** start Records for the task **

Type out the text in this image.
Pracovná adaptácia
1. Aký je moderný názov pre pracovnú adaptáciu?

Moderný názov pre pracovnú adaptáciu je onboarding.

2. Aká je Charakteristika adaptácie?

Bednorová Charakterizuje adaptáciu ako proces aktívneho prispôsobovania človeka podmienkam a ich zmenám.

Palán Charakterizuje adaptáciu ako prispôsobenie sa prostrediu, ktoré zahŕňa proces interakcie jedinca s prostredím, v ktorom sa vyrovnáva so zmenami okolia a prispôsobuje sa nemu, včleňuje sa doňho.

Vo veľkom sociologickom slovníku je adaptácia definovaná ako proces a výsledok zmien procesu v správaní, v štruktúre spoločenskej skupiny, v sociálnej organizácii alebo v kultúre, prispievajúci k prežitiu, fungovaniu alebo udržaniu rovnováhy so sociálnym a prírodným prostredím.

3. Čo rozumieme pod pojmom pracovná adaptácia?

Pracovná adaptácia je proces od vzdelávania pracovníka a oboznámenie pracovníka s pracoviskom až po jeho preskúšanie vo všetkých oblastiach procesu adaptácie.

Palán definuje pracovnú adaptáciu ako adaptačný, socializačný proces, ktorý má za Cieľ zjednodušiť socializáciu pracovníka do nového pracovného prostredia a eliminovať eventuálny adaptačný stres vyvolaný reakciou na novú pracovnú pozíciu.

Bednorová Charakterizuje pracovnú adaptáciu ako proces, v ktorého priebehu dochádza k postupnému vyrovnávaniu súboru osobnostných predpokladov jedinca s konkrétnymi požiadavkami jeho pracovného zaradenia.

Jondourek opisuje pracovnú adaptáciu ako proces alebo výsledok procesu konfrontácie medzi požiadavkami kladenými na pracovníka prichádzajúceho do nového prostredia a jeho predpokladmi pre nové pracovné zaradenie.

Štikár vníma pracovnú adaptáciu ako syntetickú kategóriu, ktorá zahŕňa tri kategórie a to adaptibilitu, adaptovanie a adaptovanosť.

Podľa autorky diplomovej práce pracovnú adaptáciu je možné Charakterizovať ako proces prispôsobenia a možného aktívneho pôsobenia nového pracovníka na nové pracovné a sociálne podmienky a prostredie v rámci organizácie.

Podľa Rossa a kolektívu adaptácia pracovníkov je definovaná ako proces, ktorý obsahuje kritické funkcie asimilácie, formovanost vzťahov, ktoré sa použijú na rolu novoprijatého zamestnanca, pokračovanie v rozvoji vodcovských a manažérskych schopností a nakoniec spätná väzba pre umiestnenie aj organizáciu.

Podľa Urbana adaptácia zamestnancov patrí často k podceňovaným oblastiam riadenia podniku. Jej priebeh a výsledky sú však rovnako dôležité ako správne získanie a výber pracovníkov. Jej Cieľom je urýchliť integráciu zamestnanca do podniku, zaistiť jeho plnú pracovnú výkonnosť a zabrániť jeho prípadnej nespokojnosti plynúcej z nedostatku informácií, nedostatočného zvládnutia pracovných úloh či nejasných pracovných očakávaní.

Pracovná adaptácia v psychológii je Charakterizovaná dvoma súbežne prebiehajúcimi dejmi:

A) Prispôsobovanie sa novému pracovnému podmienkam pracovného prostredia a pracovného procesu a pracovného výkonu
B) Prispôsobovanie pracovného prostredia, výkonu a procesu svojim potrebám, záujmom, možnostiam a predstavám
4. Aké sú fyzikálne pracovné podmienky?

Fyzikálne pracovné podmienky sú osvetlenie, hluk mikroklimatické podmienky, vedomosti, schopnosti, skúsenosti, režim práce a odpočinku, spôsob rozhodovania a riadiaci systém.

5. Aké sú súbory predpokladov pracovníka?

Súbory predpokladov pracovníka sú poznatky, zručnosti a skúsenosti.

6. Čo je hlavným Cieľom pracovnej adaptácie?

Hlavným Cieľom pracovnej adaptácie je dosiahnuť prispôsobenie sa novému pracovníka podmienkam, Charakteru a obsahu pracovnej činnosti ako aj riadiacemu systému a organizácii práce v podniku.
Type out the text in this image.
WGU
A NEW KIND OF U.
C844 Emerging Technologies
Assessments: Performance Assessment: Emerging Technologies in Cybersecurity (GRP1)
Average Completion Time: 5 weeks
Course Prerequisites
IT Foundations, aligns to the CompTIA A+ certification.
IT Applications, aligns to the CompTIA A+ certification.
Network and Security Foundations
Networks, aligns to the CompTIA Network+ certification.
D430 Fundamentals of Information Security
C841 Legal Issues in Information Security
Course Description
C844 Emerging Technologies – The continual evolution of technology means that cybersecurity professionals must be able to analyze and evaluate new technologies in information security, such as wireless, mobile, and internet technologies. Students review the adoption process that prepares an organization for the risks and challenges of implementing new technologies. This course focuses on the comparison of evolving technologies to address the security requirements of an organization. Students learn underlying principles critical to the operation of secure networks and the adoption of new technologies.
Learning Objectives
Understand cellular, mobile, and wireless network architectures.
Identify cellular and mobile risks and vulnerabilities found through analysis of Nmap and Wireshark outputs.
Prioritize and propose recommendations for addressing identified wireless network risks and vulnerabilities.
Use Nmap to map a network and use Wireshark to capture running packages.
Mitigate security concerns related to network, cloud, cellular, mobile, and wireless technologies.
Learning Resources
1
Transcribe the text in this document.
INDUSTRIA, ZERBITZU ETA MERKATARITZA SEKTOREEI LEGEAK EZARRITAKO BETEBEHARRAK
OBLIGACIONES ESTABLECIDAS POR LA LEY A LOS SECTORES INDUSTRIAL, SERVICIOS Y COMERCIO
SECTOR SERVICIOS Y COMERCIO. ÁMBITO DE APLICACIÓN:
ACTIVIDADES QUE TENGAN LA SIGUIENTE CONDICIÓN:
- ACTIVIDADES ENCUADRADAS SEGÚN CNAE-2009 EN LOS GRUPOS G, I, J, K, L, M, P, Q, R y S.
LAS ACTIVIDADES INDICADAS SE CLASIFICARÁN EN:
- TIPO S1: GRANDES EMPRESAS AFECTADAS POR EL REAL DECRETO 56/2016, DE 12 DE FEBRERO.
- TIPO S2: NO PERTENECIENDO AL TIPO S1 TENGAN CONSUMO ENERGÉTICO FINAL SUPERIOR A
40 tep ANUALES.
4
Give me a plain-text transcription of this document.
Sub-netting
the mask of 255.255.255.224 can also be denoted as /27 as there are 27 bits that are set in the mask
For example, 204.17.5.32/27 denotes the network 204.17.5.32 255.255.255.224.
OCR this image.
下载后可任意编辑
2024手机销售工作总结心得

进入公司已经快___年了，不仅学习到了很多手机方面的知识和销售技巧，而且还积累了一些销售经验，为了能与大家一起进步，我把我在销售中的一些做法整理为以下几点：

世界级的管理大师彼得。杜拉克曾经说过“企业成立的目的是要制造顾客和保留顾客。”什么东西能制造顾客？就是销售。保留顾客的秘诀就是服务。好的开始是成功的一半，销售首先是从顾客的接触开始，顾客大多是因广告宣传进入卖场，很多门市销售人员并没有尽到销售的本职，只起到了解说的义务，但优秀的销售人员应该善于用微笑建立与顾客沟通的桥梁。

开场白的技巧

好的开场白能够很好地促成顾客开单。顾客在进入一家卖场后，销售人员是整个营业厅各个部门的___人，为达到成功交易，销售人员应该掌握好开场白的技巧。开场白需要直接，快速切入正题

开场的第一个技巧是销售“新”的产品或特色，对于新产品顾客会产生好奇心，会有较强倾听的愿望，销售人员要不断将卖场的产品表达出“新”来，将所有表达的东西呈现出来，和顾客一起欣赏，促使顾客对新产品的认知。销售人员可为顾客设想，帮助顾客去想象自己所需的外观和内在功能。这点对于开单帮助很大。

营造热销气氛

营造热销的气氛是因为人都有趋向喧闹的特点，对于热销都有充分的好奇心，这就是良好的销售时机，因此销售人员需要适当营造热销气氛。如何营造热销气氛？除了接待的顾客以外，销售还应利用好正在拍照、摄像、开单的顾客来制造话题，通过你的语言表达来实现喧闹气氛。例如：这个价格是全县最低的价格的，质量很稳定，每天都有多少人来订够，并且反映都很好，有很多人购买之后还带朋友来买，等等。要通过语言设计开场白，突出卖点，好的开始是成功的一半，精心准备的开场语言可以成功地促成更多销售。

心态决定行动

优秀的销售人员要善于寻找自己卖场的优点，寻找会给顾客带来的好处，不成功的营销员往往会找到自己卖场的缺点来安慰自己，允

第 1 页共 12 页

** end Records for the task **

→ Problem to work on
Give again only the lines of the material above that run from the one with "OCR this image." through the end, both included, exactly as they appear.

→ Solution for this task
OCR this image.
下载后可任意编辑
2024手机销售工作总结心得

进入公司已经快___年了，不仅学习到了很多手机方面的知识和销售技巧，而且还积累了一些销售经验，为了能与大家一起进步，我把我在销售中的一些做法整理为以下几点：

世界级的管理大师彼得。杜拉克曾经说过“企业成立的目的是要制造顾客和保留顾客。”什么东西能制造顾客？就是销售。保留顾客的秘诀就是服务。好的开始是成功的一半，销售首先是从顾客的接触开始，顾客大多是因广告宣传进入卖场，很多门市销售人员并没有尽到销售的本职，只起到了解说的义务，但优秀的销售人员应该善于用微笑建立与顾客沟通的桥梁。

开场白的技巧

好的开场白能够很好地促成顾客开单。顾客在进入一家卖场后，销售人员是整个营业厅各个部门的___人，为达到成功交易，销售人员应该掌握好开场白的技巧。开场白需要直接，快速切入正题

开场的第一个技巧是销售“新”的产品或特色，对于新产品顾客会产生好奇心，会有较强倾听的愿望，销售人员要不断将卖场的产品表达出“新”来，将所有表达的东西呈现出来，和顾客一起欣赏，促使顾客对新产品的认知。销售人员可为顾客设想，帮助顾客去想象自己所需的外观和内在功能。这点对于开单帮助很大。

营造热销气氛

营造热销的气氛是因为人都有趋向喧闹的特点，对于热销都有充分的好奇心，这就是良好的销售时机，因此销售人员需要适当营造热销气氛。如何营造热销气氛？除了接待的顾客以外，销售还应利用好正在拍照、摄像、开单的顾客来制造话题，通过你的语言表达来实现喧闹气氛。例如：这个价格是全县最低的价格的，质量很稳定，每天都有多少人来订够，并且反映都很好，有很多人购买之后还带朋友来买，等等。要通过语言设计开场白，突出卖点，好的开始是成功的一半，精心准备的开场语言可以成功地促成更多销售。

心态决定行动

优秀的销售人员要善于寻找自己卖场的优点，寻找会给顾客带来的好处，不成功的营销员往往会找到自己卖场的缺点来安慰自己，允

第 1 页共 12 页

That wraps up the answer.